Text block:

# Burei Classic Quartz Review.



## RWP (Nov 8, 2015)

I have reviewed Burei watches on here before but this one was supplied to me by Burei ( Irene on here) at cost, so I will be honest but I find little to complain about.

It is on sale for Father's Day on Amazon......

https://www.amazon.co.uk/gp/product/B01CCR42L6/ref=oh_aui_detailpage_o00_s00?ie=UTF8&psc=1

It arrives unusually well presented and wrapped in multiple layers of plastic, with a strap sizing tool, gift bag, guarantee and instructions.



The box comes in a box :thumbsup: . The bracelet is solid 316 L steel as is the case, with a sturdy butterfly clasp. This bracelet is a tad smaller than the other Bureis I have reviewed, fitting my large wrist snugly.



The movement is a Miyota Quartz, it seems to do the job and the second hand hits the markers. The crystal is hardened mineral and I would guess the watch is 42-43mm. It wears quite big with curvature in the lugs and is comfortable.



30m water resist. No diving :laugh:

It is a clear classic face, utterly unadorned apart from the Burei logo.



There is no lume.....it keeps the classic look but just the hands might have been nice.



Classic, simple, and to my mind lovely.

I doubt you could do better anywhere at the price, it is a real attempt to capture quality.

I would happily have paid full price for it, and found that cheap.

Well done Burei..........and they are capturing a look of their own :thumbsup:

Cheers for reading.


----------



## Guest (Jun 8, 2016)

Written tasks:
[A] Decide whether each statement below agrees with the Burei watch review. Answer yes or no, and quote the words of the review that settle it.
(i) The reviewer paid the full price for the watch.
(ii) The bracelet and the case are both made of 316 L steel.
(iii) The hands of the watch carry lume.
[B] Go on with the Burei watch review thread, starting where it stops.

Material supplied:
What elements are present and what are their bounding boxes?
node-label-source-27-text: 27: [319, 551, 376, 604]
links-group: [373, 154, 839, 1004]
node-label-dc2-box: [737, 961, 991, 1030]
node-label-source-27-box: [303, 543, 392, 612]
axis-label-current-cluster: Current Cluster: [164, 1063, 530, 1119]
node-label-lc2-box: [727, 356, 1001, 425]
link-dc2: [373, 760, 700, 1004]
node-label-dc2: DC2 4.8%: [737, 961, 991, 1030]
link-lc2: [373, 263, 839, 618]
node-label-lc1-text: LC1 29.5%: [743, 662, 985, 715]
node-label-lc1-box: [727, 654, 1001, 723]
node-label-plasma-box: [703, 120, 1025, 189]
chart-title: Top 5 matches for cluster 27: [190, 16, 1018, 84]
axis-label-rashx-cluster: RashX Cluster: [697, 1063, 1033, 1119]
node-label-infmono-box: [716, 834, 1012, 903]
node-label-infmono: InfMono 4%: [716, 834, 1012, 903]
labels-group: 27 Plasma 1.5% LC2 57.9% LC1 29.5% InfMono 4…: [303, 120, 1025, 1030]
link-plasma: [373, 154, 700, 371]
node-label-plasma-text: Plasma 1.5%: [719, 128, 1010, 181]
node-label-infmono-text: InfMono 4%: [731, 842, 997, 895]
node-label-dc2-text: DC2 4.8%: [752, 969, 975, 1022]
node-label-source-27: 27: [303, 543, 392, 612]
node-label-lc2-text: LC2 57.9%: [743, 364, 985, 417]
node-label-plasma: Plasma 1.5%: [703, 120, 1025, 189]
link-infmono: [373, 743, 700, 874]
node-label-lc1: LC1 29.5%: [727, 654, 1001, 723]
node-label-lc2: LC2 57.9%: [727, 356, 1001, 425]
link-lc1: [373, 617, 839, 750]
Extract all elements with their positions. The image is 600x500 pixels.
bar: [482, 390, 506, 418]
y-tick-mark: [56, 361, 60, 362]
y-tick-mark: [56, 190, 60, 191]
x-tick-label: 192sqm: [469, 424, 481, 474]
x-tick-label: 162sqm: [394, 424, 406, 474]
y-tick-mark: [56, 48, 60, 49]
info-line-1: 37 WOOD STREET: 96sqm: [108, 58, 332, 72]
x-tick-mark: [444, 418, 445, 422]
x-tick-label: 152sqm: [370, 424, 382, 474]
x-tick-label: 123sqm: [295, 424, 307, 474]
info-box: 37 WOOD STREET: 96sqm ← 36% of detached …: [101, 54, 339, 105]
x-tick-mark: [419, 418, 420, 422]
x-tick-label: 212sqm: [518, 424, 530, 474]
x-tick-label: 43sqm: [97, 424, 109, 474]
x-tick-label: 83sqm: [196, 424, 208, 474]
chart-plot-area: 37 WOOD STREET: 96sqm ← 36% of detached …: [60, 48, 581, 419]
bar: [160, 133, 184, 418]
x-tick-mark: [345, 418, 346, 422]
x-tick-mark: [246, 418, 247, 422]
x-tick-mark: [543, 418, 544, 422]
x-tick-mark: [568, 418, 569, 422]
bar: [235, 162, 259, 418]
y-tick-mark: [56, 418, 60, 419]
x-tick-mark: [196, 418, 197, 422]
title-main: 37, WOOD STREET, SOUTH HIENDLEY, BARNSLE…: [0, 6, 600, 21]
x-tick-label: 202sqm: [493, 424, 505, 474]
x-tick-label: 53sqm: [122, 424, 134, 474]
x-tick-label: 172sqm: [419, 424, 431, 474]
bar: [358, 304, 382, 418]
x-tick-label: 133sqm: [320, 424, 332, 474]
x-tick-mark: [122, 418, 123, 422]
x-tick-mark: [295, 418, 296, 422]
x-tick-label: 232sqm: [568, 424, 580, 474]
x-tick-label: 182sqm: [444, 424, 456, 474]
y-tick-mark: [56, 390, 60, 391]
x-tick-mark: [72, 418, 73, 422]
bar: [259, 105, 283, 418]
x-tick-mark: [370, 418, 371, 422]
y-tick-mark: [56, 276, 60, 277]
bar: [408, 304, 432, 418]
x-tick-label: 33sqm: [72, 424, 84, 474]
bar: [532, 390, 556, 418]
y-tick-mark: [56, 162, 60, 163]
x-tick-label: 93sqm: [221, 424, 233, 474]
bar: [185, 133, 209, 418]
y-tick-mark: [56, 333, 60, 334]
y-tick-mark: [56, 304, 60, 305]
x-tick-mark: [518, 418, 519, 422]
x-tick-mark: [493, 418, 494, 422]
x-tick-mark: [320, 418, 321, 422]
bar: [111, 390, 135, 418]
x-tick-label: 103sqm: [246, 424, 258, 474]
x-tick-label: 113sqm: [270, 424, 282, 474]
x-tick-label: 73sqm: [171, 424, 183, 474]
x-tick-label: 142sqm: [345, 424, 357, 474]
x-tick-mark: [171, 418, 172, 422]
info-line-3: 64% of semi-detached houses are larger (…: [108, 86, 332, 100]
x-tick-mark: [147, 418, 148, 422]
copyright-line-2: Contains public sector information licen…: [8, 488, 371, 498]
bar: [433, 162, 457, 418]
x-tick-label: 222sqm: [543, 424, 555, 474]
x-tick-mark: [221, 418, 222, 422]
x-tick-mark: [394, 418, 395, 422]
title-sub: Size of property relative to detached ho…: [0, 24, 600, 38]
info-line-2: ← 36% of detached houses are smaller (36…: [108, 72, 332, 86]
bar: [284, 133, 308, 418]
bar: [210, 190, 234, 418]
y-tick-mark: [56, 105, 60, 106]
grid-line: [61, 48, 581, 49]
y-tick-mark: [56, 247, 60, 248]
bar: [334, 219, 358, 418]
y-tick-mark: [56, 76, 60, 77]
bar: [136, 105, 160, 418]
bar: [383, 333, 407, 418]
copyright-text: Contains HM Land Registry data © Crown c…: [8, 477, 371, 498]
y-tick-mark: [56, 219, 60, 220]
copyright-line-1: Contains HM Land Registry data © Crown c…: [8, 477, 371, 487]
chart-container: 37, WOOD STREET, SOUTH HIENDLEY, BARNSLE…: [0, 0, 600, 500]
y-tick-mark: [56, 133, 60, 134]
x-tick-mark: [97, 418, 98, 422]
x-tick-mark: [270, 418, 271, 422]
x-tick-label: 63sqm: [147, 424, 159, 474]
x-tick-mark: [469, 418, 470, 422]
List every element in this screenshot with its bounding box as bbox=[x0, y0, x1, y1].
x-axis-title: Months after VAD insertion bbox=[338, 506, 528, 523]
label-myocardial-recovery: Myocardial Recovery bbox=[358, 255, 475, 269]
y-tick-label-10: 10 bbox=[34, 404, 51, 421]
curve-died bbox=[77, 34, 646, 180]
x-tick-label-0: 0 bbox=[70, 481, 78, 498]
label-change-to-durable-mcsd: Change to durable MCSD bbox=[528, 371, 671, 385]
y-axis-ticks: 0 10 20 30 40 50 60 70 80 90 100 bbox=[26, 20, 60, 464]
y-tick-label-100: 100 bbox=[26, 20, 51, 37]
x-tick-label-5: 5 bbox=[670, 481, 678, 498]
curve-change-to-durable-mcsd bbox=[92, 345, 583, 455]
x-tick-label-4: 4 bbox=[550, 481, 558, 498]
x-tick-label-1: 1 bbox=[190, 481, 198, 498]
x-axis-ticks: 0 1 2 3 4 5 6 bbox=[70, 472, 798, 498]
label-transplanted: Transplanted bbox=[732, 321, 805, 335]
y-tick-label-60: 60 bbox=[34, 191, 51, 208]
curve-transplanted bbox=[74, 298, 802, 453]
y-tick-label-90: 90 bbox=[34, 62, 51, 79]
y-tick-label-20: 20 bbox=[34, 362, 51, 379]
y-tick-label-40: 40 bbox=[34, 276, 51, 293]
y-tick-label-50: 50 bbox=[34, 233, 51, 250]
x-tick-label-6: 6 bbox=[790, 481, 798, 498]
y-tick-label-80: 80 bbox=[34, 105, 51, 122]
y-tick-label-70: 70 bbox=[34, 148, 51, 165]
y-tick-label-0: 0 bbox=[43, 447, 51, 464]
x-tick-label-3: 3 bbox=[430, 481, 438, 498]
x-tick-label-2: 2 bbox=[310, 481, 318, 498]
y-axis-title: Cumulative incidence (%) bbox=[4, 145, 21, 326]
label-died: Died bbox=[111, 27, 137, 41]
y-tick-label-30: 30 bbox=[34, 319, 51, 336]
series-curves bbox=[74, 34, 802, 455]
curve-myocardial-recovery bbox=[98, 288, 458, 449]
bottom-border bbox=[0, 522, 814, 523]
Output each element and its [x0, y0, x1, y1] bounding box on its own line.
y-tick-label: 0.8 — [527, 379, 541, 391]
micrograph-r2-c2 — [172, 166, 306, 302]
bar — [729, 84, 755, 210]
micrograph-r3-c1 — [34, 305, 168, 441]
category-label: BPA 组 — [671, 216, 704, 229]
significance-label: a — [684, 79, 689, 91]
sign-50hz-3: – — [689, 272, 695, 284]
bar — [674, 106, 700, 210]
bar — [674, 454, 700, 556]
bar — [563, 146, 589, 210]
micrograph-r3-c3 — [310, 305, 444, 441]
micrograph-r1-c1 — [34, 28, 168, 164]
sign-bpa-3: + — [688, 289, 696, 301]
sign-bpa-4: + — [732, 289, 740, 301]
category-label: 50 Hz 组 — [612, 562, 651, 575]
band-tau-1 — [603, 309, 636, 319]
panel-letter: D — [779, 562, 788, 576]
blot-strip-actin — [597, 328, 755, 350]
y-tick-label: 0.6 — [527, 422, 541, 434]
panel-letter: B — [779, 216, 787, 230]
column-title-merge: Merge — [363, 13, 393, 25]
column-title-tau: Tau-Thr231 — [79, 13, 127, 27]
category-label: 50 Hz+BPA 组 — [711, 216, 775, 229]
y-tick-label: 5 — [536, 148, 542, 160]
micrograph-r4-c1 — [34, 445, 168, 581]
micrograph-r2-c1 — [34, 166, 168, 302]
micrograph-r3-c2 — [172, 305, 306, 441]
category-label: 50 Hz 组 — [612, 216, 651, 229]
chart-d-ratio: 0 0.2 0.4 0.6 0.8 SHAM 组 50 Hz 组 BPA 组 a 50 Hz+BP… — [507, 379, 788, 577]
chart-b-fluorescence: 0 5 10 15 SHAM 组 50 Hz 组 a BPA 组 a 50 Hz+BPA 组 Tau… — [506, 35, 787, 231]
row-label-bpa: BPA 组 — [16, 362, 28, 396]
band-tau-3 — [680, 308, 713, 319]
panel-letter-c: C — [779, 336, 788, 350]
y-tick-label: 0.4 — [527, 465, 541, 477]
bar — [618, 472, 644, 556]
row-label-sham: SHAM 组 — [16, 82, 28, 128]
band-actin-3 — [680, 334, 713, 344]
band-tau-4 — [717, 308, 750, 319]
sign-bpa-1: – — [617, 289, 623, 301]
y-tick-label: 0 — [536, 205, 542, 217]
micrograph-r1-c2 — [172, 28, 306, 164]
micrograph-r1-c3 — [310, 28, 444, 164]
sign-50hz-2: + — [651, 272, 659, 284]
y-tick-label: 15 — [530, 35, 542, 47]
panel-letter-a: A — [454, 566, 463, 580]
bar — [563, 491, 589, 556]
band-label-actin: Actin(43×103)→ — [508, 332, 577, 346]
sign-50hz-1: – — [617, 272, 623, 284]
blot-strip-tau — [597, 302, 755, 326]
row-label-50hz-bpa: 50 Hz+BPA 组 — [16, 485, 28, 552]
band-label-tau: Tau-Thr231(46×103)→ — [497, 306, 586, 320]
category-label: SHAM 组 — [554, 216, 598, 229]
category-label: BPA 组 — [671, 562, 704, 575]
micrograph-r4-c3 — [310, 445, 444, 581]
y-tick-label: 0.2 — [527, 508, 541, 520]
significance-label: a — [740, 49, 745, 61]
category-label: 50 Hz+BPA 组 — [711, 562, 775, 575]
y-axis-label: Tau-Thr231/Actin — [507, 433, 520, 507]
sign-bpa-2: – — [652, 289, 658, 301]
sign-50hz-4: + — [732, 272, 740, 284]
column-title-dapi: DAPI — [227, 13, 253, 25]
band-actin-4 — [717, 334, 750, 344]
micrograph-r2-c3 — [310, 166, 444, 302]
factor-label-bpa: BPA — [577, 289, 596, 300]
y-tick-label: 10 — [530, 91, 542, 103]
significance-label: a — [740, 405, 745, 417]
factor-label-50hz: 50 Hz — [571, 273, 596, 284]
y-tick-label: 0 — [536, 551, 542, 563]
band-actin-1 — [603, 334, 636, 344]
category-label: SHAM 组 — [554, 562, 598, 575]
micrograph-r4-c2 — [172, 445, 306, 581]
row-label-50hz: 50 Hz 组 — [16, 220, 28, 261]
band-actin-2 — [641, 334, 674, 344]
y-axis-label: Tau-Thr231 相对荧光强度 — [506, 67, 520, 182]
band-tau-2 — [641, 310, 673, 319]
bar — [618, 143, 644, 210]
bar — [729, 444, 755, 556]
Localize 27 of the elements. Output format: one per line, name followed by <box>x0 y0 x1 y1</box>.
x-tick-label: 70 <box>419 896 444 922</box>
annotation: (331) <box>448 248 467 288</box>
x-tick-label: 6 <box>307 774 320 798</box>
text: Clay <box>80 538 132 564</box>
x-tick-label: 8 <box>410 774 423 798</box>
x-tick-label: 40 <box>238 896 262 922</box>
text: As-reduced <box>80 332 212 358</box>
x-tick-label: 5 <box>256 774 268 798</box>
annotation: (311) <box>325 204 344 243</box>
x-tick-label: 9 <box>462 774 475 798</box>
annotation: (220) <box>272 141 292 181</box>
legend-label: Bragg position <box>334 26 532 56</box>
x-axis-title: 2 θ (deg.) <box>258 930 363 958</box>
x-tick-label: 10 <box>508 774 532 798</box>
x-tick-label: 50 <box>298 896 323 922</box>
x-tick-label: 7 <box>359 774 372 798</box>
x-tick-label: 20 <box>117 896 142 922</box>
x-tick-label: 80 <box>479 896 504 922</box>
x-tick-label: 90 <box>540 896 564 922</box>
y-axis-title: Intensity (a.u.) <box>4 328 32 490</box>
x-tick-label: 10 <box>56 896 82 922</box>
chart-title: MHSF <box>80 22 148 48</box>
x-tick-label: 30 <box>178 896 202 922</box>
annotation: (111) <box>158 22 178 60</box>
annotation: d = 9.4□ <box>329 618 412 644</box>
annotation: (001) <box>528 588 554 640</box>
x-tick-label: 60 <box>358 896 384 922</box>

Answers to the tasks:
[A]
(i) No: "this one was supplied to me by Burei ( Irene on here) at cost"
(ii) Yes: "The bracelet is solid 316 L steel as is the case"
(iii) No: "There is no lume"

[B]
good little review Rog :thumbsup:

my issues are [ as usual ] cheap movements, its a really nice looking watch, but i think they have let them selves down in the movement department when you think what you get in their auto watches.......i guess though most people dont give a toot what movement is in a watch and to some a movement belong in a toilet :tongue:

my other issue is the name, again it does the watch no favours unless there is some meaning to it like the boss's name or region of manufacture??

for the money they certainly are good value and not bad looking either :yes:


----------



## RWP (Nov 8, 2015)

Thanks Bruce... maybe Irene could comment on the name :thumbsup:


----------



## Roy (Feb 23, 2003)

I've received a couple too to send out for reviews, not even had chance to open the boxes yet but if anyone wants to have a look at one in the flesh then please let me know


----------



## RWP (Nov 8, 2015)

Roy said:


> I've received a couple too to send out for reviews, not even had chance to open the boxes yet but if anyone wants to have a look at one in the flesh then please let me know


 I've done four Roy.......best not me :thumbsup: . Have a look at them....you'll be surprised.


----------



## jsud2002 (Nov 7, 2015)

RWP said:


> I've done four Roy.......best not me :thumbsup: . Have a look at them....you'll be surprised.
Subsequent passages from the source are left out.